● Data for this task
-- start --
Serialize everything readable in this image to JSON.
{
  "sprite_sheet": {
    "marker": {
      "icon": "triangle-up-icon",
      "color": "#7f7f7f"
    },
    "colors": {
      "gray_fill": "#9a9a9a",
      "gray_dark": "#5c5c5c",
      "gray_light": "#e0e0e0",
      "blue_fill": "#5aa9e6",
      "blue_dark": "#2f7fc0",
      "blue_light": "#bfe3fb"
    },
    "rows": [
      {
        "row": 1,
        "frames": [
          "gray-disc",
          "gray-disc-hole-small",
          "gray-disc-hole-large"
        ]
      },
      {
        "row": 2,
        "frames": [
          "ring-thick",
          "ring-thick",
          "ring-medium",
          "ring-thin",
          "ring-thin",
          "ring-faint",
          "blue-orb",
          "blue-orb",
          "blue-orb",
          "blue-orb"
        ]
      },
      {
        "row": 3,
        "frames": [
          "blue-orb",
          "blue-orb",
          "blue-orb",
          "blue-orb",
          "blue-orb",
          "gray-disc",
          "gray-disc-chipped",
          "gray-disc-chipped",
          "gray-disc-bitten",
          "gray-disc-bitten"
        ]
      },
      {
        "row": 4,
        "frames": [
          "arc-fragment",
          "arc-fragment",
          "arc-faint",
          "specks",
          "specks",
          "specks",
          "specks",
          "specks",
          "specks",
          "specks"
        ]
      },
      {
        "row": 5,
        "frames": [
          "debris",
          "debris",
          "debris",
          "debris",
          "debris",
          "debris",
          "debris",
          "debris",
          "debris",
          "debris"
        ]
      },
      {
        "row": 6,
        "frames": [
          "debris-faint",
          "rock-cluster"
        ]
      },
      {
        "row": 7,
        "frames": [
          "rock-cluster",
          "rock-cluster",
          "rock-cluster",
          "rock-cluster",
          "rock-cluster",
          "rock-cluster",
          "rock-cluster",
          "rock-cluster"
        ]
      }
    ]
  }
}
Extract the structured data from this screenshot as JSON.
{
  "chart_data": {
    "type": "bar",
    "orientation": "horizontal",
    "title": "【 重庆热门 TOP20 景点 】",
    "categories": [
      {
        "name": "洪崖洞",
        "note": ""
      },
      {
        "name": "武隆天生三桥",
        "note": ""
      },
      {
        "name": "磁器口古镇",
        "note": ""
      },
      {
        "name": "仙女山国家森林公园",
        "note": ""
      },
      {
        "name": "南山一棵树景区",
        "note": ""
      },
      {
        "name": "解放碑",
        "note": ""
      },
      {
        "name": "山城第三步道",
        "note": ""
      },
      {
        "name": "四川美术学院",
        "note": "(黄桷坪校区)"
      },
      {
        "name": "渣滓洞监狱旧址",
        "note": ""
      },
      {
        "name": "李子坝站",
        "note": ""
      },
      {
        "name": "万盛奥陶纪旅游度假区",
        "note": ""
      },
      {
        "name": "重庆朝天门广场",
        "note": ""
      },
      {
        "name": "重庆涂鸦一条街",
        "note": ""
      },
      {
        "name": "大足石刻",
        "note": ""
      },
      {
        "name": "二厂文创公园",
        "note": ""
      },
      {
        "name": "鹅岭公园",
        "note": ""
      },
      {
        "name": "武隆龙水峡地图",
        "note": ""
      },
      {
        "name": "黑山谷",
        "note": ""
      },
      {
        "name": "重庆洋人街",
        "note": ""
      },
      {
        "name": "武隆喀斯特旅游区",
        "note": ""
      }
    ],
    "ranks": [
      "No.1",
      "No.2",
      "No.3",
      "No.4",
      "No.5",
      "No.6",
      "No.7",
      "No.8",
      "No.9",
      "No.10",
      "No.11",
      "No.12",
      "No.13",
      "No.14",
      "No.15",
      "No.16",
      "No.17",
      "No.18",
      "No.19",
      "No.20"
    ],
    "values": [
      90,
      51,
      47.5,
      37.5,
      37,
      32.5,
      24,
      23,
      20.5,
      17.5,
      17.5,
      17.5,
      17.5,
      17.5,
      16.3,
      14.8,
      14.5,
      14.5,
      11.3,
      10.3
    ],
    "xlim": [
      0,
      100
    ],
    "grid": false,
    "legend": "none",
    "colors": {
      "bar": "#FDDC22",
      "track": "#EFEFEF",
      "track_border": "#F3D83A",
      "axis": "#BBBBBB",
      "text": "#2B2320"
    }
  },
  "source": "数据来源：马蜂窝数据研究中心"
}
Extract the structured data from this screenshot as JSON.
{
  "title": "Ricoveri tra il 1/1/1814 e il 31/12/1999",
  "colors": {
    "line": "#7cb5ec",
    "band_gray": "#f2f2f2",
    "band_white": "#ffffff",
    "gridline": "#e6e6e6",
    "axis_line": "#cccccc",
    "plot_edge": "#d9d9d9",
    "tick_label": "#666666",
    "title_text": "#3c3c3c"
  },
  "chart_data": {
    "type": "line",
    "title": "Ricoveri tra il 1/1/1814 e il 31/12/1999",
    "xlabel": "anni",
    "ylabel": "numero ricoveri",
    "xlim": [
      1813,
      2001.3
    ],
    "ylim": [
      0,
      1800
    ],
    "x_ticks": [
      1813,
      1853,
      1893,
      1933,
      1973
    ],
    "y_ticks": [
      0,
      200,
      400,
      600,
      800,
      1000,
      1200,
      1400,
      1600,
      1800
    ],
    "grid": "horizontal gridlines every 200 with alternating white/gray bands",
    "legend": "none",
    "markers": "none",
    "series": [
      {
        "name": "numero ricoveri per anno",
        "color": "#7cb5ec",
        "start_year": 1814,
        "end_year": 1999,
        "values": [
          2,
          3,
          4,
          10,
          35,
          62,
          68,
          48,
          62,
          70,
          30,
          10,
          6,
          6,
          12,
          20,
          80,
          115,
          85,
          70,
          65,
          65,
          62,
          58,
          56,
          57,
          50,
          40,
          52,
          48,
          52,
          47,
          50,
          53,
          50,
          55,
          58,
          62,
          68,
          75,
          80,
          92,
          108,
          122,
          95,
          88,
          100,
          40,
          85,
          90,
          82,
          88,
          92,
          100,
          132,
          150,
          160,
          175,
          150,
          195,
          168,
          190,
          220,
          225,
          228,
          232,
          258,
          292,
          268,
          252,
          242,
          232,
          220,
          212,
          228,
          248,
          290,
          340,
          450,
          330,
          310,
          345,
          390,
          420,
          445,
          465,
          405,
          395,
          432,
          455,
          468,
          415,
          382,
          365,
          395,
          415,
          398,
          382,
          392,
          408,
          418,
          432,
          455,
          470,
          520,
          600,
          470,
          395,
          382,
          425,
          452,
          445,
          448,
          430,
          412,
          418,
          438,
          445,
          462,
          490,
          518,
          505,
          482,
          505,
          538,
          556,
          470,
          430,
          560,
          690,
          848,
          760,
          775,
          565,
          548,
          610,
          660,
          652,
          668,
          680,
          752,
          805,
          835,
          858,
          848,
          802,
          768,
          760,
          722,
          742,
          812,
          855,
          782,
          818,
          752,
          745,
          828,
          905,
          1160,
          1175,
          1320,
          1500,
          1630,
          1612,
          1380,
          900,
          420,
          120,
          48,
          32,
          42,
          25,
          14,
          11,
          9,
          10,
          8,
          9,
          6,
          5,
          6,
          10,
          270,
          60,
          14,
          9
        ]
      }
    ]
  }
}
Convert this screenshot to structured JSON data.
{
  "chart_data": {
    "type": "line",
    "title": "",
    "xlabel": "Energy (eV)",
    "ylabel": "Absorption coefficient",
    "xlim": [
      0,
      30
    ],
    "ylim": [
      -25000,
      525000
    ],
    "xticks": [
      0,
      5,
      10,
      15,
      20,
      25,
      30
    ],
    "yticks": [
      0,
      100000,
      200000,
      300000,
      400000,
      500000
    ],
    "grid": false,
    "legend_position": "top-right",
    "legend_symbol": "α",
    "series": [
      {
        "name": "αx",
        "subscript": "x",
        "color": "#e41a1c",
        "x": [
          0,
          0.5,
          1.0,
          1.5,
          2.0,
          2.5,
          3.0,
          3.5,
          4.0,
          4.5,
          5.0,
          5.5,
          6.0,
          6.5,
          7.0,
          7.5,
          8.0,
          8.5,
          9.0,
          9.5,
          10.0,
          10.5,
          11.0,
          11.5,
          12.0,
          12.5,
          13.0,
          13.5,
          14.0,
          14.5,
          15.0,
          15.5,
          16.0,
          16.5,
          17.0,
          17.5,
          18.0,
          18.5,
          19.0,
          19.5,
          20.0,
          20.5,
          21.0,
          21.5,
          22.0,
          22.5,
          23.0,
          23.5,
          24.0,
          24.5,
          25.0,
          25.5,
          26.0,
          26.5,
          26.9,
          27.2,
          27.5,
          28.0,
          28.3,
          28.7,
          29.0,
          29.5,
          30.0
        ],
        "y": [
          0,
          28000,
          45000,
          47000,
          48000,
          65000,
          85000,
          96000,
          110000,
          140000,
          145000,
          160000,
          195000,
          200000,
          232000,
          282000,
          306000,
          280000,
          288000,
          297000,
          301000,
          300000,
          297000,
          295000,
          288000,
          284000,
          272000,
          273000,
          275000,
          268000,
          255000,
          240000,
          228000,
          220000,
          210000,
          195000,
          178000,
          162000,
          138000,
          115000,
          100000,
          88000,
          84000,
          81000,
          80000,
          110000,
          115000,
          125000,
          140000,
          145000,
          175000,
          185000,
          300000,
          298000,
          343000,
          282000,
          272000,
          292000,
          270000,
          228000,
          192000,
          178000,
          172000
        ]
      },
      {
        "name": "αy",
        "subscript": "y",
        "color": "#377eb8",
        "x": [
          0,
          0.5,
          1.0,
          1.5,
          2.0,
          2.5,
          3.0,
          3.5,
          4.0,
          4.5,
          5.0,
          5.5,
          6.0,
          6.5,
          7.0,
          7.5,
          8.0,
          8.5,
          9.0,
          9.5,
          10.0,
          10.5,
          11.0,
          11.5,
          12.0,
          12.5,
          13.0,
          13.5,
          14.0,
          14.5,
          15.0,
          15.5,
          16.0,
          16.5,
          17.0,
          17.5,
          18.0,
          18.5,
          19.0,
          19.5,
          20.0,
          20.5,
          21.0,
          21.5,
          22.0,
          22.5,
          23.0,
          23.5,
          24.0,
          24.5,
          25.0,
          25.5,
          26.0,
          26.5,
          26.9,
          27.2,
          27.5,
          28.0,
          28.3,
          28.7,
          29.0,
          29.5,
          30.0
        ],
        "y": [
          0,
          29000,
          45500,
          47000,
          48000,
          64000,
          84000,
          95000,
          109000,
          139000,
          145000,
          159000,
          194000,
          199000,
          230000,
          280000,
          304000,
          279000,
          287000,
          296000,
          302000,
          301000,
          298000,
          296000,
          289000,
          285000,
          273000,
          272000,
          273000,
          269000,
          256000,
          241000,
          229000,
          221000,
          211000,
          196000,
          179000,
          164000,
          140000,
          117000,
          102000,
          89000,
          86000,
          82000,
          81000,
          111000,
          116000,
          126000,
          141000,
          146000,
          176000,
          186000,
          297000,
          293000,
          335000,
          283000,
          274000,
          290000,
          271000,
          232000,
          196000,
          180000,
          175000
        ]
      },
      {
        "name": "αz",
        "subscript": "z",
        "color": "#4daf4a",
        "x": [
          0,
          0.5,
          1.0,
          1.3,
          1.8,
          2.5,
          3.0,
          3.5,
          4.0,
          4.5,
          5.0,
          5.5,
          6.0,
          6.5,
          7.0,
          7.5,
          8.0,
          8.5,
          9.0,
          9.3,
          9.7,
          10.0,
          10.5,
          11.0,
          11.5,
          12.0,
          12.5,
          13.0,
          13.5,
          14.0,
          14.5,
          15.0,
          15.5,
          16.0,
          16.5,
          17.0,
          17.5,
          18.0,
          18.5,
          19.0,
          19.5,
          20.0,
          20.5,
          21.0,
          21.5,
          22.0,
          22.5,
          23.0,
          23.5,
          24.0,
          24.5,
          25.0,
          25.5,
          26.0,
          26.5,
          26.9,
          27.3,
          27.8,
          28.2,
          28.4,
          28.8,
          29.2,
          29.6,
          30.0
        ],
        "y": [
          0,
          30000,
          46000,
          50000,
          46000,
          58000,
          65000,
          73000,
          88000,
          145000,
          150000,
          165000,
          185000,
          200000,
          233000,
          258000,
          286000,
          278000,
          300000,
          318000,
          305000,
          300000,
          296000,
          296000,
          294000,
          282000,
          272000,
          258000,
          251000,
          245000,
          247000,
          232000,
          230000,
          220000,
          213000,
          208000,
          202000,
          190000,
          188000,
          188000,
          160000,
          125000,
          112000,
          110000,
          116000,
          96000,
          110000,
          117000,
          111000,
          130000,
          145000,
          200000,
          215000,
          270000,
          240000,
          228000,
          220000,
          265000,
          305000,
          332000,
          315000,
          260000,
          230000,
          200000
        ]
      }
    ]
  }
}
-- end --
● What is expected
Which lines contain the word "subscript"? Copy each of them.

● Task output
        "subscript": "x",
        "subscript": "y",
        "subscript": "z",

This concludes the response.